▶ **Data records**
•••
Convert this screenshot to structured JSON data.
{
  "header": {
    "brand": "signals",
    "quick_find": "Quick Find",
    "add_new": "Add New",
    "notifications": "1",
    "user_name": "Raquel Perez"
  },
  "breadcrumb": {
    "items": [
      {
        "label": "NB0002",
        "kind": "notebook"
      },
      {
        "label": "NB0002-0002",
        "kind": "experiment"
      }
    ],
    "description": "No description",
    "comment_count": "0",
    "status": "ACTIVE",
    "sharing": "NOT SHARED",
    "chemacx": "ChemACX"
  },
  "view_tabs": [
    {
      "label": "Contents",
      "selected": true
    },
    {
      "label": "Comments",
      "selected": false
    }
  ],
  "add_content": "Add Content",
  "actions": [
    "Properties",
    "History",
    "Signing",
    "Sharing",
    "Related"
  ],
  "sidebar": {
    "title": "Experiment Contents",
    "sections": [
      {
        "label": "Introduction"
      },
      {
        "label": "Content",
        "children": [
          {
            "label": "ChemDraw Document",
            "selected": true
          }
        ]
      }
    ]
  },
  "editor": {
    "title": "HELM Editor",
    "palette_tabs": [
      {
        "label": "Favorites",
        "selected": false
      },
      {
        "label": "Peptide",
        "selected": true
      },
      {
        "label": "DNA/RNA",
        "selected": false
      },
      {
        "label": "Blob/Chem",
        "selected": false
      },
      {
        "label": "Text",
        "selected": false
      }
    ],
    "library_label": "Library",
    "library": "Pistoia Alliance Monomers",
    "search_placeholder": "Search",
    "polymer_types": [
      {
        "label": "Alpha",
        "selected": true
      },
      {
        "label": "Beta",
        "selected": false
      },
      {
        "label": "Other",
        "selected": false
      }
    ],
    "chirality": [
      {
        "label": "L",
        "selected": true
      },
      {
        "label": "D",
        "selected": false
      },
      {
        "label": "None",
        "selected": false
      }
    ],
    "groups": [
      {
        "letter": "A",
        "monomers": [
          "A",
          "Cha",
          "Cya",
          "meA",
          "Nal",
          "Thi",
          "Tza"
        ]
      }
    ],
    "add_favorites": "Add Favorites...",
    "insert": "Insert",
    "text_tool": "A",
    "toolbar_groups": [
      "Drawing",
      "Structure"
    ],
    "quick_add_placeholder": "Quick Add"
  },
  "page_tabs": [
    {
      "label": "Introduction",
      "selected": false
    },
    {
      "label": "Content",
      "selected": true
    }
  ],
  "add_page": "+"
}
•••
▶ **Required work**
Start to finish, restate the records above word for word.

▶ **Written solution**
Convert this screenshot to structured JSON data.
{
  "header": {
    "brand": "signals",
    "quick_find": "Quick Find",
    "add_new": "Add New",
    "notifications": "1",
    "user_name": "Raquel Perez"
  },
  "breadcrumb": {
    "items": [
      {
        "label": "NB0002",
        "kind": "notebook"
      },
      {
        "label": "NB0002-0002",
        "kind": "experiment"
      }
    ],
    "description": "No description",
    "comment_count": "0",
    "status": "ACTIVE",
    "sharing": "NOT SHARED",
    "chemacx": "ChemACX"
  },
  "view_tabs": [
    {
      "label": "Contents",
      "selected": true
    },
    {
      "label": "Comments",
      "selected": false
    }
  ],
  "add_content": "Add Content",
  "actions": [
    "Properties",
    "History",
    "Signing",
    "Sharing",
    "Related"
  ],
  "sidebar": {
    "title": "Experiment Contents",
    "sections": [
      {
        "label": "Introduction"
      },
      {
        "label": "Content",
        "children": [
          {
            "label": "ChemDraw Document",
            "selected": true
          }
        ]
      }
    ]
  },
  "editor": {
    "title": "HELM Editor",
    "palette_tabs": [
      {
        "label": "Favorites",
        "selected": false
      },
      {
        "label": "Peptide",
        "selected": true
      },
      {
        "label": "DNA/RNA",
        "selected": false
      },
      {
        "label": "Blob/Chem",
        "selected": false
      },
      {
        "label": "Text",
        "selected": false
      }
    ],
    "library_label": "Library",
    "library": "Pistoia Alliance Monomers",
    "search_placeholder": "Search",
    "polymer_types": [
      {
        "label": "Alpha",
        "selected": true
      },
      {
        "label": "Beta",
        "selected": false
      },
      {
        "label": "Other",
        "selected": false
      }
    ],
    "chirality": [
      {
        "label": "L",
        "selected": true
      },
      {
        "label": "D",
        "selected": false
      },
      {
        "label": "None",
        "selected": false
      }
    ],
    "groups": [
      {
        "letter": "A",
        "monomers": [
          "A",
          "Cha",
          "Cya",
          "meA",
          "Nal",
          "Thi",
          "Tza"
        ]
      }
    ],
    "add_favorites": "Add Favorites...",
    "insert": "Insert",
    "text_tool": "A",
    "toolbar_groups": [
      "Drawing",
      "Structure"
    ],
    "quick_add_placeholder": "Quick Add"
  },
  "page_tabs": [
    {
      "label": "Introduction",
      "selected": false
    },
    {
      "label": "Content",
      "selected": true
    }
  ],
  "add_page": "+"
}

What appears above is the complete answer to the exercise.